§ **RECORDS SUPPLIED**
● ● ● ●
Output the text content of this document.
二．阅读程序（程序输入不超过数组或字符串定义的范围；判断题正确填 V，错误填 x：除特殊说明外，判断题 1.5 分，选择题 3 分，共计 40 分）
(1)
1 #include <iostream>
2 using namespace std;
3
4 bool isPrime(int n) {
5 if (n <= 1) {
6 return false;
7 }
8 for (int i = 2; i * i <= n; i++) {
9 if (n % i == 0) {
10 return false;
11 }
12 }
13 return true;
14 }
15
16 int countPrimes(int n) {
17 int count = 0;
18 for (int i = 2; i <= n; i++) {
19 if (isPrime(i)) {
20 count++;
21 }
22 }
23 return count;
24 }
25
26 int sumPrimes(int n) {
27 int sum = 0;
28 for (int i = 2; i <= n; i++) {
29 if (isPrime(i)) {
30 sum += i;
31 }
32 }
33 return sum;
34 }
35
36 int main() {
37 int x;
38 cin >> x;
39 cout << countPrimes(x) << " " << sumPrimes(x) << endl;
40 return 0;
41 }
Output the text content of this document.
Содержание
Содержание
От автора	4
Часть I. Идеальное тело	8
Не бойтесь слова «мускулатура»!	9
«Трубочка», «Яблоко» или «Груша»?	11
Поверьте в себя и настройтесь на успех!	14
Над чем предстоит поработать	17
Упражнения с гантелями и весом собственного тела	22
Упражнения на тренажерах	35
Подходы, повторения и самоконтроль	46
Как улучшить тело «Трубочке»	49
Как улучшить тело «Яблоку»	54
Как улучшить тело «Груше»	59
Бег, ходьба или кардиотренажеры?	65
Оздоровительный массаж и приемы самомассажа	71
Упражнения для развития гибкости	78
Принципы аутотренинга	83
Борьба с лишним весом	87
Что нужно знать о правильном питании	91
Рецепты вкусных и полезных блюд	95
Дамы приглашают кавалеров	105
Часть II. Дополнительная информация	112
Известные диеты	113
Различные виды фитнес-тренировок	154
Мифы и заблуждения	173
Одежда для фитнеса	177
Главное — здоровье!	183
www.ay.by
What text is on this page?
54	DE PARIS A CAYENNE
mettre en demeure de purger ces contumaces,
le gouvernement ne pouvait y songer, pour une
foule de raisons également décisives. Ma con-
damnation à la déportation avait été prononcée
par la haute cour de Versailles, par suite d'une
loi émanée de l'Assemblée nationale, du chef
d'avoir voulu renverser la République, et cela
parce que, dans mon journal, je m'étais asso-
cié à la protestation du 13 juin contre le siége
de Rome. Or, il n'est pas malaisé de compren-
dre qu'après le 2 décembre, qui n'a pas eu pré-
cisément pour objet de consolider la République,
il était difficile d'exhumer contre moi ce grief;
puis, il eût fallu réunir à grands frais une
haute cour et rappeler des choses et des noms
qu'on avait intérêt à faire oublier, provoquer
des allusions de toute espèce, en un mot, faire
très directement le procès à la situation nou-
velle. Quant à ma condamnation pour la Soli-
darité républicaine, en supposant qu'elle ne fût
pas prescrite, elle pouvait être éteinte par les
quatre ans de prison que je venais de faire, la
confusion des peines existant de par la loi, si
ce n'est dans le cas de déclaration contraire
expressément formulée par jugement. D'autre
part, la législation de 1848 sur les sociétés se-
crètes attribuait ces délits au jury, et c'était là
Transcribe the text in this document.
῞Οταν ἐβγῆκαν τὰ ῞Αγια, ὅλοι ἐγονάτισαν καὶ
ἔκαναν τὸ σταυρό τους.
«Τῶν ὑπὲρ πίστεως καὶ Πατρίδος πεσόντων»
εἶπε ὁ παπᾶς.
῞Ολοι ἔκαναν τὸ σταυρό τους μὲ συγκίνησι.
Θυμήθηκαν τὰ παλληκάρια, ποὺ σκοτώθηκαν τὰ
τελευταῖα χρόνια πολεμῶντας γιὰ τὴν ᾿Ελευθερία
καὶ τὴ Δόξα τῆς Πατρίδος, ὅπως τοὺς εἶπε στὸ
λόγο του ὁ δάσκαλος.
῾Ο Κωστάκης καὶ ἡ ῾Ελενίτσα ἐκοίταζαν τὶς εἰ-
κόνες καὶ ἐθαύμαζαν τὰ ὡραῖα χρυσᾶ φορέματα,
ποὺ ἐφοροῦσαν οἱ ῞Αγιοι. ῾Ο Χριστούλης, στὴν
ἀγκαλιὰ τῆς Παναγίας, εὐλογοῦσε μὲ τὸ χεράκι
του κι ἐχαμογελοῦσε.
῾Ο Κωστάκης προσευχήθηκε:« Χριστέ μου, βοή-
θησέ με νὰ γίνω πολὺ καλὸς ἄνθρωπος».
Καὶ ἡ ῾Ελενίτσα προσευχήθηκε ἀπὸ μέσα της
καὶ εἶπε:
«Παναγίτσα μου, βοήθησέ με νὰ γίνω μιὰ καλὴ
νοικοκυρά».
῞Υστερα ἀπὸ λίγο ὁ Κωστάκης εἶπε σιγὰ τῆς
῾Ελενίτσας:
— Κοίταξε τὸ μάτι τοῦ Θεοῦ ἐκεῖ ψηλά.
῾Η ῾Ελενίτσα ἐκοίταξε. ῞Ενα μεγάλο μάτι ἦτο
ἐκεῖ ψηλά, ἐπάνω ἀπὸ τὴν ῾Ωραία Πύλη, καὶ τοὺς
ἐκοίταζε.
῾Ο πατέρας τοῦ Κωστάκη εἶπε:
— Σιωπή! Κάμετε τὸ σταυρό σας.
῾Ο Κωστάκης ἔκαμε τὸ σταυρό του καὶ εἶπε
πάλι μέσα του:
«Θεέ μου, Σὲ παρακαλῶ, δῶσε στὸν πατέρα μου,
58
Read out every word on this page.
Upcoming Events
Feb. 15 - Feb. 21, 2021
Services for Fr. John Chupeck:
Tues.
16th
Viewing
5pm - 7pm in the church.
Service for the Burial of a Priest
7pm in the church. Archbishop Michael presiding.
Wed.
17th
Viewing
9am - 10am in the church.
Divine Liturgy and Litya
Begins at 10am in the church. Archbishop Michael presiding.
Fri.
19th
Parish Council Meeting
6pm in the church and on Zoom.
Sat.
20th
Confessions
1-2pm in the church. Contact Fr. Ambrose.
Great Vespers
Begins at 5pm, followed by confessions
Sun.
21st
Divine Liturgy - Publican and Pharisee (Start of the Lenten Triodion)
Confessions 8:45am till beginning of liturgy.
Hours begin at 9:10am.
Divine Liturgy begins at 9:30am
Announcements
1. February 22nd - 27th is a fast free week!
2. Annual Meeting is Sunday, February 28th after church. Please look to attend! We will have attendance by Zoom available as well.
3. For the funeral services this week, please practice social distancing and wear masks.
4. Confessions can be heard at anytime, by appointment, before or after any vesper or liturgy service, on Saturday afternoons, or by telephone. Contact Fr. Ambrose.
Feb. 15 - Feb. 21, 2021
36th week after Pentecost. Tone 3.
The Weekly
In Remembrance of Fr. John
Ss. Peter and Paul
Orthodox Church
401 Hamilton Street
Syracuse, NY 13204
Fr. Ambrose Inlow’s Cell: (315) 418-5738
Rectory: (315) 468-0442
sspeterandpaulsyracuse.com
● ● ● ●
§ **WHAT IS NEEDED**
Reproduce the records above exactly as they appear.

§ **TASK SOLUTION**
Output the text content of this document.
二．阅读程序（程序输入不超过数组或字符串定义的范围；判断题正确填 V，错误填 x：除特殊说明外，判断题 1.5 分，选择题 3 分，共计 40 分）
(1)
1 #include <iostream>
2 using namespace std;
3
4 bool isPrime(int n) {
5 if (n <= 1) {
6 return false;
7 }
8 for (int i = 2; i * i <= n; i++) {
9 if (n % i == 0) {
10 return false;
11 }
12 }
13 return true;
14 }
15
16 int countPrimes(int n) {
17 int count = 0;
18 for (int i = 2; i <= n; i++) {
19 if (isPrime(i)) {
20 count++;
21 }
22 }
23 return count;
24 }
25
26 int sumPrimes(int n) {
27 int sum = 0;
28 for (int i = 2; i <= n; i++) {
29 if (isPrime(i)) {
30 sum += i;
31 }
32 }
33 return sum;
34 }
35
36 int main() {
37 int x;
38 cin >> x;
39 cout << countPrimes(x) << " " << sumPrimes(x) << endl;
40 return 0;
41 }
Output the text content of this document.
Содержание
Содержание
От автора	4
Часть I. Идеальное тело	8
Не бойтесь слова «мускулатура»!	9
«Трубочка», «Яблоко» или «Груша»?	11
Поверьте в себя и настройтесь на успех!	14
Над чем предстоит поработать	17
Упражнения с гантелями и весом собственного тела	22
Упражнения на тренажерах	35
Подходы, повторения и самоконтроль	46
Как улучшить тело «Трубочке»	49
Как улучшить тело «Яблоку»	54
Как улучшить тело «Груше»	59
Бег, ходьба или кардиотренажеры?	65
Оздоровительный массаж и приемы самомассажа	71
Упражнения для развития гибкости	78
Принципы аутотренинга	83
Борьба с лишним весом	87
Что нужно знать о правильном питании	91
Рецепты вкусных и полезных блюд	95
Дамы приглашают кавалеров	105
Часть II. Дополнительная информация	112
Известные диеты	113
Различные виды фитнес-тренировок	154
Мифы и заблуждения	173
Одежда для фитнеса	177
Главное — здоровье!	183
www.ay.by
What text is on this page?
54	DE PARIS A CAYENNE
mettre en demeure de purger ces contumaces,
le gouvernement ne pouvait y songer, pour une
foule de raisons également décisives. Ma con-
damnation à la déportation avait été prononcée
par la haute cour de Versailles, par suite d'une
loi émanée de l'Assemblée nationale, du chef
d'avoir voulu renverser la République, et cela
parce que, dans mon journal, je m'étais asso-
cié à la protestation du 13 juin contre le siége
de Rome. Or, il n'est pas malaisé de compren-
dre qu'après le 2 décembre, qui n'a pas eu pré-
cisément pour objet de consolider la République,
il était difficile d'exhumer contre moi ce grief;
puis, il eût fallu réunir à grands frais une
haute cour et rappeler des choses et des noms
qu'on avait intérêt à faire oublier, provoquer
des allusions de toute espèce, en un mot, faire
très directement le procès à la situation nou-
velle. Quant à ma condamnation pour la Soli-
darité républicaine, en supposant qu'elle ne fût
pas prescrite, elle pouvait être éteinte par les
quatre ans de prison que je venais de faire, la
confusion des peines existant de par la loi, si
ce n'est dans le cas de déclaration contraire
expressément formulée par jugement. D'autre
part, la législation de 1848 sur les sociétés se-
crètes attribuait ces délits au jury, et c'était là
Transcribe the text in this document.
῞Οταν ἐβγῆκαν τὰ ῞Αγια, ὅλοι ἐγονάτισαν καὶ
ἔκαναν τὸ σταυρό τους.
«Τῶν ὑπὲρ πίστεως καὶ Πατρίδος πεσόντων»
εἶπε ὁ παπᾶς.
῞Ολοι ἔκαναν τὸ σταυρό τους μὲ συγκίνησι.
Θυμήθηκαν τὰ παλληκάρια, ποὺ σκοτώθηκαν τὰ
τελευταῖα χρόνια πολεμῶντας γιὰ τὴν ᾿Ελευθερία
καὶ τὴ Δόξα τῆς Πατρίδος, ὅπως τοὺς εἶπε στὸ
λόγο του ὁ δάσκαλος.
῾Ο Κωστάκης καὶ ἡ ῾Ελενίτσα ἐκοίταζαν τὶς εἰ-
κόνες καὶ ἐθαύμαζαν τὰ ὡραῖα χρυσᾶ φορέματα,
ποὺ ἐφοροῦσαν οἱ ῞Αγιοι. ῾Ο Χριστούλης, στὴν
ἀγκαλιὰ τῆς Παναγίας, εὐλογοῦσε μὲ τὸ χεράκι
του κι ἐχαμογελοῦσε.
῾Ο Κωστάκης προσευχήθηκε:« Χριστέ μου, βοή-
θησέ με νὰ γίνω πολὺ καλὸς ἄνθρωπος».
Καὶ ἡ ῾Ελενίτσα προσευχήθηκε ἀπὸ μέσα της
καὶ εἶπε:
«Παναγίτσα μου, βοήθησέ με νὰ γίνω μιὰ καλὴ
νοικοκυρά».
῞Υστερα ἀπὸ λίγο ὁ Κωστάκης εἶπε σιγὰ τῆς
῾Ελενίτσας:
— Κοίταξε τὸ μάτι τοῦ Θεοῦ ἐκεῖ ψηλά.
῾Η ῾Ελενίτσα ἐκοίταξε. ῞Ενα μεγάλο μάτι ἦτο
ἐκεῖ ψηλά, ἐπάνω ἀπὸ τὴν ῾Ωραία Πύλη, καὶ τοὺς
ἐκοίταζε.
῾Ο πατέρας τοῦ Κωστάκη εἶπε:
— Σιωπή! Κάμετε τὸ σταυρό σας.
῾Ο Κωστάκης ἔκαμε τὸ σταυρό του καὶ εἶπε
πάλι μέσα του:
«Θεέ μου, Σὲ παρακαλῶ, δῶσε στὸν πατέρα μου,
58
Read out every word on this page.
Upcoming Events
Feb. 15 - Feb. 21, 2021
Services for Fr. John Chupeck:
Tues.
16th
Viewing
5pm - 7pm in the church.
Service for the Burial of a Priest
7pm in the church. Archbishop Michael presiding.
Wed.
17th
Viewing
9am - 10am in the church.
Divine Liturgy and Litya
Begins at 10am in the church. Archbishop Michael presiding.
Fri.
19th
Parish Council Meeting
6pm in the church and on Zoom.
Sat.
20th
Confessions
1-2pm in the church. Contact Fr. Ambrose.
Great Vespers
Begins at 5pm, followed by confessions
Sun.
21st
Divine Liturgy - Publican and Pharisee (Start of the Lenten Triodion)
Confessions 8:45am till beginning of liturgy.
Hours begin at 9:10am.
Divine Liturgy begins at 9:30am
Announcements
1. February 22nd - 27th is a fast free week!
2. Annual Meeting is Sunday, February 28th after church. Please look to attend! We will have attendance by Zoom available as well.
3. For the funeral services this week, please practice social distancing and wear masks.
4. Confessions can be heard at anytime, by appointment, before or after any vesper or liturgy service, on Saturday afternoons, or by telephone. Contact Fr. Ambrose.
Feb. 15 - Feb. 21, 2021
36th week after Pentecost. Tone 3.
The Weekly
In Remembrance of Fr. John
Ss. Peter and Paul
Orthodox Church
401 Hamilton Street
Syracuse, NY 13204
Fr. Ambrose Inlow’s Cell: (315) 418-5738
Rectory: (315) 468-0442
sspeterandpaulsyracuse.com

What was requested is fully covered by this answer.